____ Records for processing

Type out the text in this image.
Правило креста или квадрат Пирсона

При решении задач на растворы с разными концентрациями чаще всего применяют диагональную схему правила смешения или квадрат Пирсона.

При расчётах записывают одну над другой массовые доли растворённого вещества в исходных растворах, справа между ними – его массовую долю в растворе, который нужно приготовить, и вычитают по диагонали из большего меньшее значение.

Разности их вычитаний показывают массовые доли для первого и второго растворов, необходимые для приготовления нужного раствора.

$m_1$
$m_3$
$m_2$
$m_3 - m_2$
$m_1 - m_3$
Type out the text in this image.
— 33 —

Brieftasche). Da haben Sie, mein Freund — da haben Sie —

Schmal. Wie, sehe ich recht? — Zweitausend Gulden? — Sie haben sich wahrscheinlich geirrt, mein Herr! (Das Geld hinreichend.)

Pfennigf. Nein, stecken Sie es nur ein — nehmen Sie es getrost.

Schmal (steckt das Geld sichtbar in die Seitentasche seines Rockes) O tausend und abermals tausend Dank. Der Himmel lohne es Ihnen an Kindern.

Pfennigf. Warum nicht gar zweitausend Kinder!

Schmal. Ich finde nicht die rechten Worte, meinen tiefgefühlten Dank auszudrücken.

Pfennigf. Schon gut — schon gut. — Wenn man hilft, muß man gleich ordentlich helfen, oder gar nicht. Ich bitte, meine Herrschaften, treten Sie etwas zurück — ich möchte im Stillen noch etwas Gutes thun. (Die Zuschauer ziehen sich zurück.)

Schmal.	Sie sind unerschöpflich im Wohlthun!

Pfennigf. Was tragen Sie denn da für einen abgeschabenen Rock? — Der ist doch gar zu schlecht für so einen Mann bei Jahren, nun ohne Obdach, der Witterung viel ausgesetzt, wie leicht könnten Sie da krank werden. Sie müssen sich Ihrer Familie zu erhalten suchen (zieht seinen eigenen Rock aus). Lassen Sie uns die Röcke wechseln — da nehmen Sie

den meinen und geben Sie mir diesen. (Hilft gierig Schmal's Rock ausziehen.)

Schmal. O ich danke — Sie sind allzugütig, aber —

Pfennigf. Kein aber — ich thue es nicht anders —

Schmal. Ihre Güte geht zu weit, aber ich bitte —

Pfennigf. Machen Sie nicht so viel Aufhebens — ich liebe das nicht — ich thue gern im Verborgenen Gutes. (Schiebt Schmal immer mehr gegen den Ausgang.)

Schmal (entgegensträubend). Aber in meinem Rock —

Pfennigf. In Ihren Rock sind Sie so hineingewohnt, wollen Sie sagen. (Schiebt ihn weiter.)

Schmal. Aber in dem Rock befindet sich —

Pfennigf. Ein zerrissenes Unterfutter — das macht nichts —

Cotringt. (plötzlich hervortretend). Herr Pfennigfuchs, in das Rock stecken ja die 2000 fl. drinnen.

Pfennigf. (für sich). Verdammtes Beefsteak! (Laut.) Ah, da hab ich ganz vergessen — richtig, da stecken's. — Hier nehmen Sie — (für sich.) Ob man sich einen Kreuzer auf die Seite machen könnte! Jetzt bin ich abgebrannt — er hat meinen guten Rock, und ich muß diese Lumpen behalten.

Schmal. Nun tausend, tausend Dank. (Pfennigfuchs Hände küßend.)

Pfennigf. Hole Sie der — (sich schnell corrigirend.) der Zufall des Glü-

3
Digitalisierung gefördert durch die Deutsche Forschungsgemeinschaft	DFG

________

Short exercise: Extract all of the data shown above and repeat it verbatim.

Task solution:
Type out the text in this image.
Правило креста или квадрат Пирсона

При решении задач на растворы с разными концентрациями чаще всего применяют диагональную схему правила смешения или квадрат Пирсона.

При расчётах записывают одну над другой массовые доли растворённого вещества в исходных растворах, справа между ними – его массовую долю в растворе, который нужно приготовить, и вычитают по диагонали из большего меньшее значение.

Разности их вычитаний показывают массовые доли для первого и второго растворов, необходимые для приготовления нужного раствора.

$m_1$
$m_3$
$m_2$
$m_3 - m_2$
$m_1 - m_3$
Type out the text in this image.
— 33 —

Brieftasche). Da haben Sie, mein Freund — da haben Sie —

Schmal. Wie, sehe ich recht? — Zweitausend Gulden? — Sie haben sich wahrscheinlich geirrt, mein Herr! (Das Geld hinreichend.)

Pfennigf. Nein, stecken Sie es nur ein — nehmen Sie es getrost.

Schmal (steckt das Geld sichtbar in die Seitentasche seines Rockes) O tausend und abermals tausend Dank. Der Himmel lohne es Ihnen an Kindern.

Pfennigf. Warum nicht gar zweitausend Kinder!

Schmal. Ich finde nicht die rechten Worte, meinen tiefgefühlten Dank auszudrücken.

Pfennigf. Schon gut — schon gut. — Wenn man hilft, muß man gleich ordentlich helfen, oder gar nicht. Ich bitte, meine Herrschaften, treten Sie etwas zurück — ich möchte im Stillen noch etwas Gutes thun. (Die Zuschauer ziehen sich zurück.)

Schmal.	Sie sind unerschöpflich im Wohlthun!

Pfennigf. Was tragen Sie denn da für einen abgeschabenen Rock? — Der ist doch gar zu schlecht für so einen Mann bei Jahren, nun ohne Obdach, der Witterung viel ausgesetzt, wie leicht könnten Sie da krank werden. Sie müssen sich Ihrer Familie zu erhalten suchen (zieht seinen eigenen Rock aus). Lassen Sie uns die Röcke wechseln — da nehmen Sie

den meinen und geben Sie mir diesen. (Hilft gierig Schmal's Rock ausziehen.)

Schmal. O ich danke — Sie sind allzugütig, aber —

Pfennigf. Kein aber — ich thue es nicht anders —

Schmal. Ihre Güte geht zu weit, aber ich bitte —

Pfennigf. Machen Sie nicht so viel Aufhebens — ich liebe das nicht — ich thue gern im Verborgenen Gutes. (Schiebt Schmal immer mehr gegen den Ausgang.)

Schmal (entgegensträubend). Aber in meinem Rock —

Pfennigf. In Ihren Rock sind Sie so hineingewohnt, wollen Sie sagen. (Schiebt ihn weiter.)

Schmal. Aber in dem Rock befindet sich —

Pfennigf. Ein zerrissenes Unterfutter — das macht nichts —

Cotringt. (plötzlich hervortretend). Herr Pfennigfuchs, in das Rock stecken ja die 2000 fl. drinnen.

Pfennigf. (für sich). Verdammtes Beefsteak! (Laut.) Ah, da hab ich ganz vergessen — richtig, da stecken's. — Hier nehmen Sie — (für sich.) Ob man sich einen Kreuzer auf die Seite machen könnte! Jetzt bin ich abgebrannt — er hat meinen guten Rock, und ich muß diese Lumpen behalten.

Schmal. Nun tausend, tausend Dank. (Pfennigfuchs Hände küßend.)

Pfennigf. Hole Sie der — (sich schnell corrigirend.) der Zufall des Glü-

3
Digitalisierung gefördert durch die Deutsche Forschungsgemeinschaft	DFG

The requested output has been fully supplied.